Extracts from a graphics dataset:
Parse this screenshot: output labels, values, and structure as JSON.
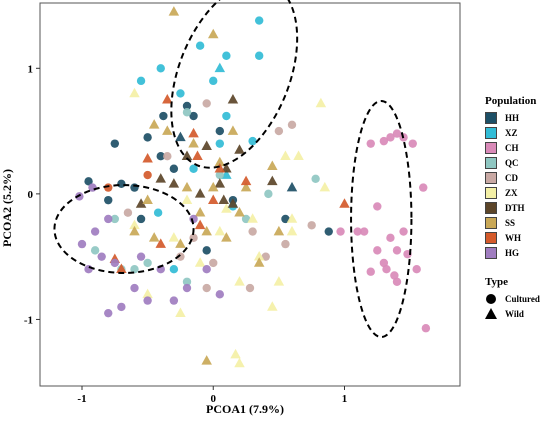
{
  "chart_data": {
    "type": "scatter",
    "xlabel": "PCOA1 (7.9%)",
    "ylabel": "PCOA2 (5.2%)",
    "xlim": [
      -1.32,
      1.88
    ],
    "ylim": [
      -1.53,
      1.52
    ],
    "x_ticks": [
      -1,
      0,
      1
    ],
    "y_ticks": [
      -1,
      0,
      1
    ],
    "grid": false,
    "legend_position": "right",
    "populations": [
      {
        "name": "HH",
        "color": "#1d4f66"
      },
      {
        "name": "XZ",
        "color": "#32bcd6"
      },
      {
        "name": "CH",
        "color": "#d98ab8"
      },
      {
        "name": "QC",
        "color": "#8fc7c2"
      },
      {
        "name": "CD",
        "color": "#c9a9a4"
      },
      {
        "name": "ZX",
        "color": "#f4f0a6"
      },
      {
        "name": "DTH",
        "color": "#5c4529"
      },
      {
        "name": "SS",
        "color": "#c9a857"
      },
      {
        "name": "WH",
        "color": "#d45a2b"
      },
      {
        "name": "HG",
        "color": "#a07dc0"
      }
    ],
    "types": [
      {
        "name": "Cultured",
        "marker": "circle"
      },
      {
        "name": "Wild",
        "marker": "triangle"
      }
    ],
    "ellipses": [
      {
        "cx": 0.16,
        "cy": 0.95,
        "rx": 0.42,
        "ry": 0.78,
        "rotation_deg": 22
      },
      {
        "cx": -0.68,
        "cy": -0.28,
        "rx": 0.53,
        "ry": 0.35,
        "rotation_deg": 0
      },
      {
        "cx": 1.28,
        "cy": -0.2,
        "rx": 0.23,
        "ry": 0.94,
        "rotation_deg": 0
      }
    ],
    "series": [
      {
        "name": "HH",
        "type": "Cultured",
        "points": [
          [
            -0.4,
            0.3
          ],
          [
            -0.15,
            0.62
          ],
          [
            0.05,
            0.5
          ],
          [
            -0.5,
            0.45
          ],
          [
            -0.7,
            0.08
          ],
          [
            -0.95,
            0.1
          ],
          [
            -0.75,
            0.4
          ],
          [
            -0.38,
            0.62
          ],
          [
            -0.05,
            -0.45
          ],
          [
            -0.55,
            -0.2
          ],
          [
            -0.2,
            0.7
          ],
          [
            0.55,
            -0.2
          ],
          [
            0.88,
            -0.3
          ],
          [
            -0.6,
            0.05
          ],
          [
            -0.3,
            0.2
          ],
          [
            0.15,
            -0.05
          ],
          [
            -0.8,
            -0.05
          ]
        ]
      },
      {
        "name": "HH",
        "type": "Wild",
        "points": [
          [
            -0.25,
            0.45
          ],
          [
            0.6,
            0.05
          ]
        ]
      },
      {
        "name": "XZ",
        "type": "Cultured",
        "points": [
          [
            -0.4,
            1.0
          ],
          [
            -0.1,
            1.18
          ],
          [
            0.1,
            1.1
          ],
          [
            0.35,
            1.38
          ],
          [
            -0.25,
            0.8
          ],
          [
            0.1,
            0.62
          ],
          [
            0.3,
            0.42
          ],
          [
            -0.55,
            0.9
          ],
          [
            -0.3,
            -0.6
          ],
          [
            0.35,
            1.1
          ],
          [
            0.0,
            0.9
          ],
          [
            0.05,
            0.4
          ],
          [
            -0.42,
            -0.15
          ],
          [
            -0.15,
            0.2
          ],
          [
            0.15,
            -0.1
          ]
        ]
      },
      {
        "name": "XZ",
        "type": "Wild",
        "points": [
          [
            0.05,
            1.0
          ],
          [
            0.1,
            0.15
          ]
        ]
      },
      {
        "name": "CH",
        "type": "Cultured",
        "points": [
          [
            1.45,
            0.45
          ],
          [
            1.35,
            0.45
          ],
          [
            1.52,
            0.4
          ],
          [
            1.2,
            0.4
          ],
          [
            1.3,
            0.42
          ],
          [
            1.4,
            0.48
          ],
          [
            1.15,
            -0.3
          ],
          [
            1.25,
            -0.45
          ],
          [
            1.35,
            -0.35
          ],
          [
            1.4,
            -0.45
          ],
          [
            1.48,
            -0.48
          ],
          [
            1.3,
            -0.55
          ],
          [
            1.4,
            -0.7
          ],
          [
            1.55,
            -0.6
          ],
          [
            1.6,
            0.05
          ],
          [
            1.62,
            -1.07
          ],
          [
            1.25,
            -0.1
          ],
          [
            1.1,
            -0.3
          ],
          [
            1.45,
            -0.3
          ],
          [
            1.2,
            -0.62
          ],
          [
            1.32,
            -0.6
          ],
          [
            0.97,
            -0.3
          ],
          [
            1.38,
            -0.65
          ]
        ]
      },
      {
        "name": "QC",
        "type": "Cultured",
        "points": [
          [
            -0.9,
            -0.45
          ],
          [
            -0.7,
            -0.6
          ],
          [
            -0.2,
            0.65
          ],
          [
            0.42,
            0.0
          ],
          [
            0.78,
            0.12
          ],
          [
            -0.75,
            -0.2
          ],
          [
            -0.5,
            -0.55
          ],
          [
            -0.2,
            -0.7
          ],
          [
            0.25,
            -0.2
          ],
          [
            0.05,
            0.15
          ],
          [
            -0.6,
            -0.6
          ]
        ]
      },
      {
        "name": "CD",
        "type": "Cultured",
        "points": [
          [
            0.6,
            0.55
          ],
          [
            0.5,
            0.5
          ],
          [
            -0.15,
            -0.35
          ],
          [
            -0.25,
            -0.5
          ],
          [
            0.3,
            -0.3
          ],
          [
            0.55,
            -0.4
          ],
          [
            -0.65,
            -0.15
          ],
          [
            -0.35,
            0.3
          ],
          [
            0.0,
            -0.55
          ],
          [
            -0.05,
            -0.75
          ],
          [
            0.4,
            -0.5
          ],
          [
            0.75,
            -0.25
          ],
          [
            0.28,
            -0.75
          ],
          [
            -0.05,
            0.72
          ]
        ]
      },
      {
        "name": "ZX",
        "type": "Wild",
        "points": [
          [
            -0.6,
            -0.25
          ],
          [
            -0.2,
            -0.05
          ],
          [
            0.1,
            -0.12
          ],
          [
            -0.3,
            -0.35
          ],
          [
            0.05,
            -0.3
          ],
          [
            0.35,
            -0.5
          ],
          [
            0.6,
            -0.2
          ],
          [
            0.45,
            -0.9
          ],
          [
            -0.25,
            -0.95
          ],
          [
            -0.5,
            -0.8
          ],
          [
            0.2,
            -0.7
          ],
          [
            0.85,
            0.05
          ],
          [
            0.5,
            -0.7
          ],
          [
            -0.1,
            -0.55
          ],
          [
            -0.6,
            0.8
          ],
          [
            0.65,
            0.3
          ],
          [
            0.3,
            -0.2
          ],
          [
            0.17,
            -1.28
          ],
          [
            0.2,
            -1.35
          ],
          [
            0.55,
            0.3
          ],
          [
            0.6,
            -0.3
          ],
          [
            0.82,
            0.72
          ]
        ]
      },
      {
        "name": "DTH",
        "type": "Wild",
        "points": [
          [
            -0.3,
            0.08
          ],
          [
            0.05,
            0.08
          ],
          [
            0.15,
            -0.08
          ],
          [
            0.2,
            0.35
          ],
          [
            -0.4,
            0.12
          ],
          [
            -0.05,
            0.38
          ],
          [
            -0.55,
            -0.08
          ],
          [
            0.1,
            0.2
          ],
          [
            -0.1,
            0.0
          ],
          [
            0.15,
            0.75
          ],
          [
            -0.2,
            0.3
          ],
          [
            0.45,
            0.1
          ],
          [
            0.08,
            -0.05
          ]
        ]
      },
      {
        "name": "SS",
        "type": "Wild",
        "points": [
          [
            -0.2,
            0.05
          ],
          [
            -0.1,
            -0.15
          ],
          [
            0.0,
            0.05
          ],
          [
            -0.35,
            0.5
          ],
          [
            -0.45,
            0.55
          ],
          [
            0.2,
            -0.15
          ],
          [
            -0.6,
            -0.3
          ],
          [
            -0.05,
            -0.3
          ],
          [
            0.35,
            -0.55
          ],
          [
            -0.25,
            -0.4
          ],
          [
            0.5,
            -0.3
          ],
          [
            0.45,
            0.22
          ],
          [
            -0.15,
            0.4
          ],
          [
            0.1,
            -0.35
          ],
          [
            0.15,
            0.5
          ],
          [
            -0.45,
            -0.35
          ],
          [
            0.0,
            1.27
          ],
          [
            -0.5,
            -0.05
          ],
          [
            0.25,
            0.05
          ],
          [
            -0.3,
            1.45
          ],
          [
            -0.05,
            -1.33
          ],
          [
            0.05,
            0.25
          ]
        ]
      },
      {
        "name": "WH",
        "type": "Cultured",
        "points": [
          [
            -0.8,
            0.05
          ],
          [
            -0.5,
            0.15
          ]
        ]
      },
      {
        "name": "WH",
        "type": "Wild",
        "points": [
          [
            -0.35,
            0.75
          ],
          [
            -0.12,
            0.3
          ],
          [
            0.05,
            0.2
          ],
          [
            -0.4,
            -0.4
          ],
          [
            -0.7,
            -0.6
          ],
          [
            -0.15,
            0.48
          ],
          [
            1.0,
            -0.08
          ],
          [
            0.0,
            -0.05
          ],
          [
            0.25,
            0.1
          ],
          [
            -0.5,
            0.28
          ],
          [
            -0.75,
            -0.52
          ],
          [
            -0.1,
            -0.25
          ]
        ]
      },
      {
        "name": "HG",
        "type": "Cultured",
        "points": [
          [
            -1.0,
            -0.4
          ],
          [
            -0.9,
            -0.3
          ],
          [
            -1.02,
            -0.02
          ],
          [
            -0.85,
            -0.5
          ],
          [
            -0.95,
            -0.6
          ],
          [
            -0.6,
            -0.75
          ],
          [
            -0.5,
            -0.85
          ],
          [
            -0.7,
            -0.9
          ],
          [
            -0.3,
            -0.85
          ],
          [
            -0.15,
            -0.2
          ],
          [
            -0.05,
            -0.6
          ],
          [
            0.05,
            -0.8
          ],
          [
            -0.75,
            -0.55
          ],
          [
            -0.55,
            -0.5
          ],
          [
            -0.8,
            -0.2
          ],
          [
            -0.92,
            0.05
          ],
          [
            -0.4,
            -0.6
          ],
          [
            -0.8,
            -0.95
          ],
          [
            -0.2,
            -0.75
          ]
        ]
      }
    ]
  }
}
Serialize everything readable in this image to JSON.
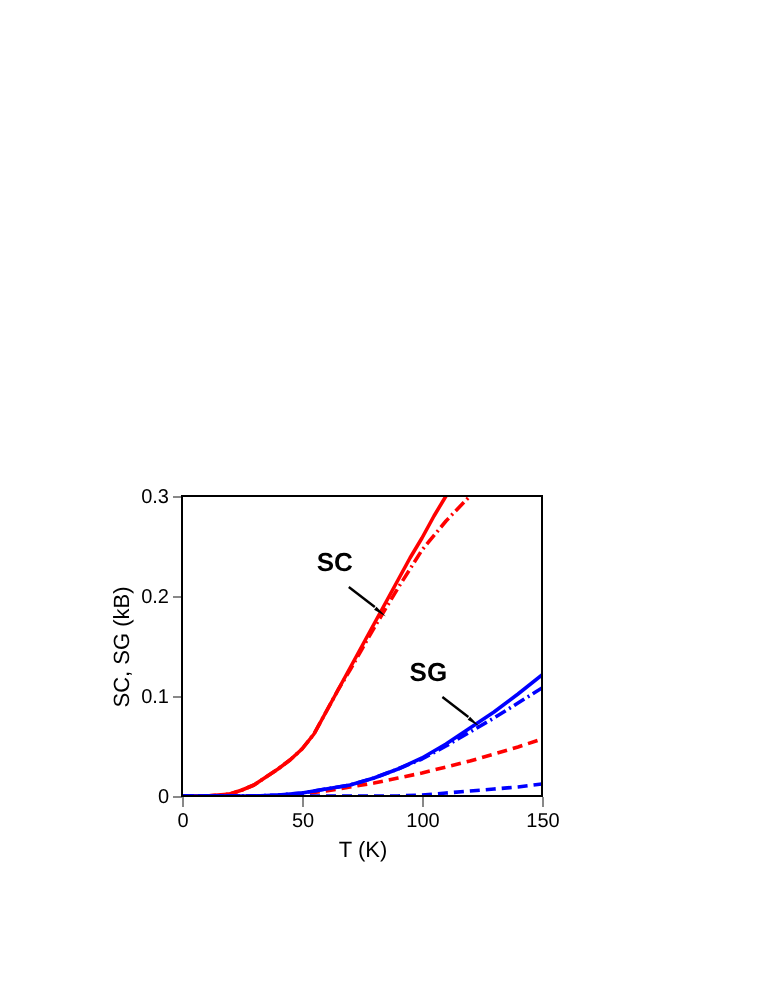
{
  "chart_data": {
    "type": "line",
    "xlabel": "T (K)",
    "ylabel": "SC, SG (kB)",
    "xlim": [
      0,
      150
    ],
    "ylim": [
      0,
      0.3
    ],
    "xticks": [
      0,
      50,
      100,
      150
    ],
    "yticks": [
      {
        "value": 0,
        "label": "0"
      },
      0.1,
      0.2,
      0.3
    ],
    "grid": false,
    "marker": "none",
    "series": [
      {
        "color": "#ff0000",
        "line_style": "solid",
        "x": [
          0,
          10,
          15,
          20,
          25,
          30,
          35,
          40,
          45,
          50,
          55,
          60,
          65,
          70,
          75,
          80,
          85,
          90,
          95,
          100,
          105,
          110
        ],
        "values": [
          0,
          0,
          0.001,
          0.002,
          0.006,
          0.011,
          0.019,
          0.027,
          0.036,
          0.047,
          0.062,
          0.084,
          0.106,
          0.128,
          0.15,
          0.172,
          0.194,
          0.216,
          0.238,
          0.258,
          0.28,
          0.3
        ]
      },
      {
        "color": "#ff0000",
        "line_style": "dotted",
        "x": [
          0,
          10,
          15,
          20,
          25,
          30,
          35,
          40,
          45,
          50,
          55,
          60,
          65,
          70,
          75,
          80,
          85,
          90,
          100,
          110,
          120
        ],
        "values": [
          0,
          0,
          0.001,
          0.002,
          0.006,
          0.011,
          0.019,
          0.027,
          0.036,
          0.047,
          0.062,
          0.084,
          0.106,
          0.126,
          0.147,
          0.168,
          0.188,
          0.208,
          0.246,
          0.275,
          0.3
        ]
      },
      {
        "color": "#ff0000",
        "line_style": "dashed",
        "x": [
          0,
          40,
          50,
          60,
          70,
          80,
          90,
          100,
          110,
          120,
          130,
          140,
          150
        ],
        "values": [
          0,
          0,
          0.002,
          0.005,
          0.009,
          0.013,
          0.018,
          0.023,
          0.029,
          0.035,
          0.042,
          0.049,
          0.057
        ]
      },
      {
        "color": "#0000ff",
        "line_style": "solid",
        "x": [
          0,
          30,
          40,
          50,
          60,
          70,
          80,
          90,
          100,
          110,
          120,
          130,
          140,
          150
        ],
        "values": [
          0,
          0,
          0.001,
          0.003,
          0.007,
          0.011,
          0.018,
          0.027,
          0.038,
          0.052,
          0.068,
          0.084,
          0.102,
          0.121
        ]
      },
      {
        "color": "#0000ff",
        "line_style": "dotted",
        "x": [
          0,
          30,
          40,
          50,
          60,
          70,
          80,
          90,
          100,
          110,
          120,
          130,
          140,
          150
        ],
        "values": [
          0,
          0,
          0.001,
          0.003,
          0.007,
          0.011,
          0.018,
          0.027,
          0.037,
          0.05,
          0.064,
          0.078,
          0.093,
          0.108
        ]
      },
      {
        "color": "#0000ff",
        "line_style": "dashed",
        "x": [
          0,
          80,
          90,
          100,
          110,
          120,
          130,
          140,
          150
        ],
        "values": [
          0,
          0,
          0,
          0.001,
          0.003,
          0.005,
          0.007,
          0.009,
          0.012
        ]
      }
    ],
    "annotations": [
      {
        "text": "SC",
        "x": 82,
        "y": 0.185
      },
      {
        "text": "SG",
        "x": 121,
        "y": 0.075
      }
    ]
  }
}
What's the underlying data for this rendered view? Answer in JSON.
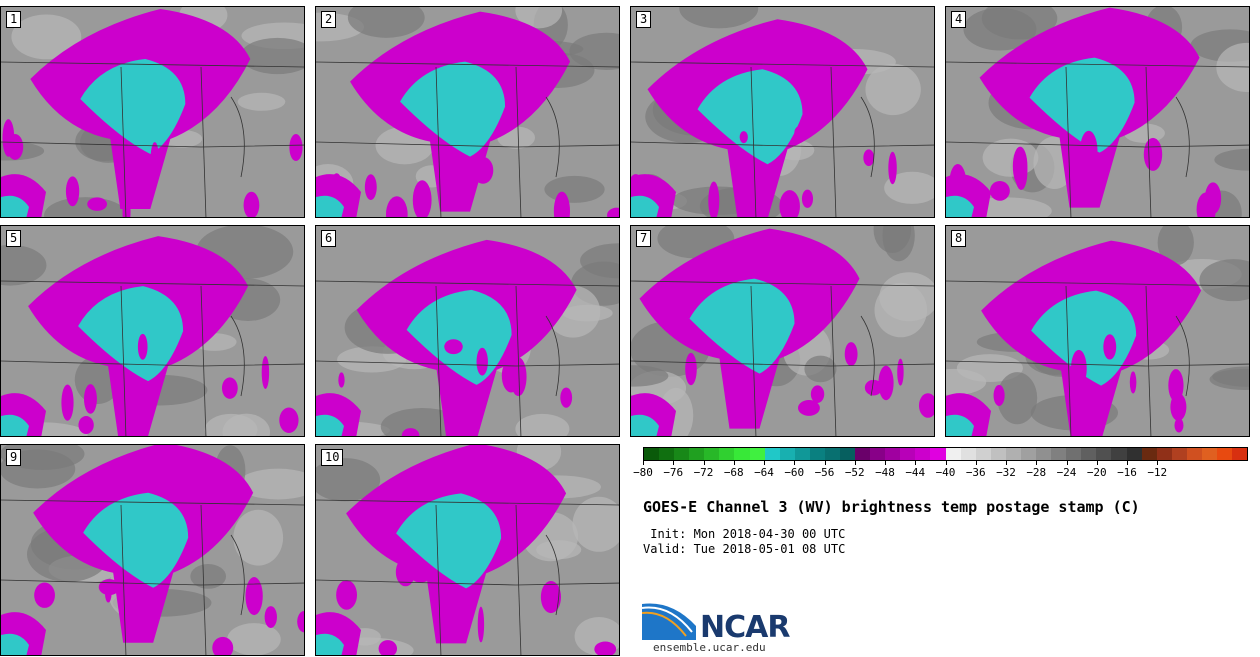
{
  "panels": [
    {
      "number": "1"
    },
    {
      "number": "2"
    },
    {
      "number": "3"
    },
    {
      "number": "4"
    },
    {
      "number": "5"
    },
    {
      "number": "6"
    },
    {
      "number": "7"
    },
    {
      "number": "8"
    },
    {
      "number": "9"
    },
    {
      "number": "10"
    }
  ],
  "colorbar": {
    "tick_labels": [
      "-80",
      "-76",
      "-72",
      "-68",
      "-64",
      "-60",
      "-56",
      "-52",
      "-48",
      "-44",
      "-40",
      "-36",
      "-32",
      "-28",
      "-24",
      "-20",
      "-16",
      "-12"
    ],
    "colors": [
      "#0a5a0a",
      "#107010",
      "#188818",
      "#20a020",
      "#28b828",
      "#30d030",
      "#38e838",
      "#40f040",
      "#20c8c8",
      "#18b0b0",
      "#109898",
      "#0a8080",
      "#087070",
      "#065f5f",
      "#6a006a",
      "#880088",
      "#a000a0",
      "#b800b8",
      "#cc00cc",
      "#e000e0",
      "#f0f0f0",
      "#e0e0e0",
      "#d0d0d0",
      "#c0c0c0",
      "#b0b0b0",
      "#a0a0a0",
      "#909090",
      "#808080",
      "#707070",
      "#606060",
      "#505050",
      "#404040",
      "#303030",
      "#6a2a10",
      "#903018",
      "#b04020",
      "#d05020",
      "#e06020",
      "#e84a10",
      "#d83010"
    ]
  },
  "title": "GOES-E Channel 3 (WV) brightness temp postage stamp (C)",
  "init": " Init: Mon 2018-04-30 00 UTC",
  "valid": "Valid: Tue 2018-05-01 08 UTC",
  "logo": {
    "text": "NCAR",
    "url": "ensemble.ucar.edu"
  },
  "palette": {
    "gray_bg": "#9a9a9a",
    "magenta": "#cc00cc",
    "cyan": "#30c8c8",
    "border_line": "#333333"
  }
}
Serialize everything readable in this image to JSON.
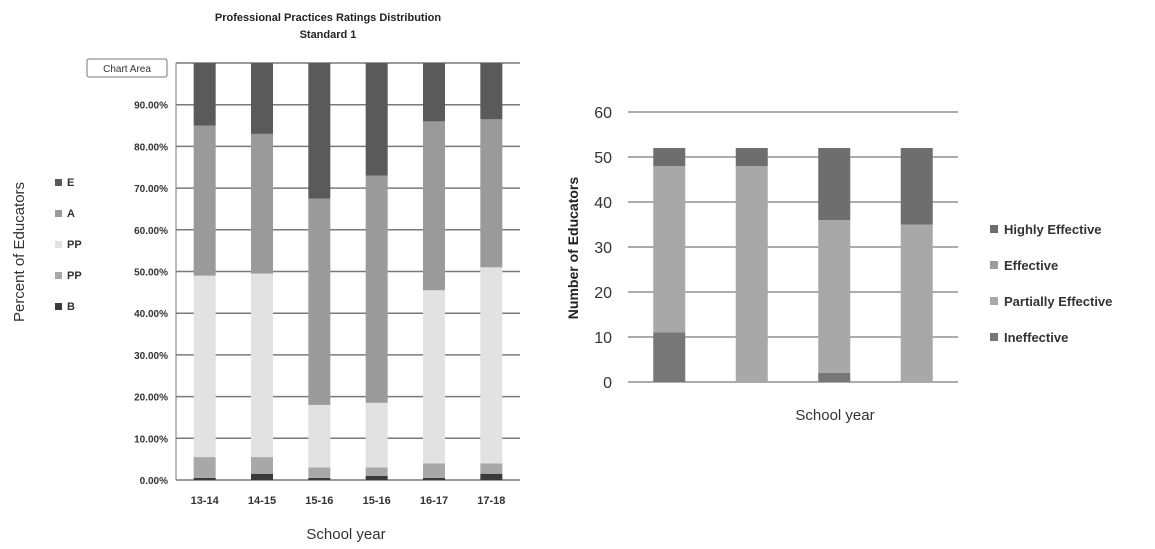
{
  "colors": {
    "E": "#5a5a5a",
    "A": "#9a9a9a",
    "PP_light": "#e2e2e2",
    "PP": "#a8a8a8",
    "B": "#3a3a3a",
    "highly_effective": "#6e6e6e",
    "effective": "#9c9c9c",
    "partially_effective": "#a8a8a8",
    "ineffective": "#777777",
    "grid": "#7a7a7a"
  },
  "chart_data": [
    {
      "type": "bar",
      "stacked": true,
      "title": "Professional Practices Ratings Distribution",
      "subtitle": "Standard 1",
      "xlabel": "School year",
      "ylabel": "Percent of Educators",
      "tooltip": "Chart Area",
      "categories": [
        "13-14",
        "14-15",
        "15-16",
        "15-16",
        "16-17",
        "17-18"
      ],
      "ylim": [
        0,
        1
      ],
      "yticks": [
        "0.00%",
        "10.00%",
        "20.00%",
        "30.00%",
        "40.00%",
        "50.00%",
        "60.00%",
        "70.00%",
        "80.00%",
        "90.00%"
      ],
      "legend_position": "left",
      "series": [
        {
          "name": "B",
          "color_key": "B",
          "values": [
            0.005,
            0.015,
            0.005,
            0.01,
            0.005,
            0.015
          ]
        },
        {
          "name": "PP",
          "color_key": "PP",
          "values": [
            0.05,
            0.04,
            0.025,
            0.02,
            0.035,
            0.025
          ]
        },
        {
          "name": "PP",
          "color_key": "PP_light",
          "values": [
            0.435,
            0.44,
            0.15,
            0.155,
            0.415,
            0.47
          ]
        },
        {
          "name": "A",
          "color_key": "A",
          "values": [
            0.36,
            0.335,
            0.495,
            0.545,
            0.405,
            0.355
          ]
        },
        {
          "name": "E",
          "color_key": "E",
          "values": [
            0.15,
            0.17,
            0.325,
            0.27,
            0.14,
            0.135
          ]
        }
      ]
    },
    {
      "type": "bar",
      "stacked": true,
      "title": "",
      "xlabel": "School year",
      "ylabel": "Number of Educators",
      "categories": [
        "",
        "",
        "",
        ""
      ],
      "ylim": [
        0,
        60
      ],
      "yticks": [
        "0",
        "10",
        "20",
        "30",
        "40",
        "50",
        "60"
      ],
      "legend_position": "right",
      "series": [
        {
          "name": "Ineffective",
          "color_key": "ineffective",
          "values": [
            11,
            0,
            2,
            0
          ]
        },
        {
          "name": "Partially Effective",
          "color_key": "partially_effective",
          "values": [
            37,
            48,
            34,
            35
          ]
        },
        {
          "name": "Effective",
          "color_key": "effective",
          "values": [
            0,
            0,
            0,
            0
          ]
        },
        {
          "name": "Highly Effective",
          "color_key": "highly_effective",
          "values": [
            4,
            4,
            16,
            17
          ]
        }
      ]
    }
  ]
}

### [Written problem]
Return all lines of the material above in which the word "ylabel" occurs.

### [Right answer]
    "ylabel": "PCOA2 (5.2%)",
    "ylabel": "SC, SG (kB)",
      "ylabel": "Percent of Educators",
      "ylabel": "Number of Educators",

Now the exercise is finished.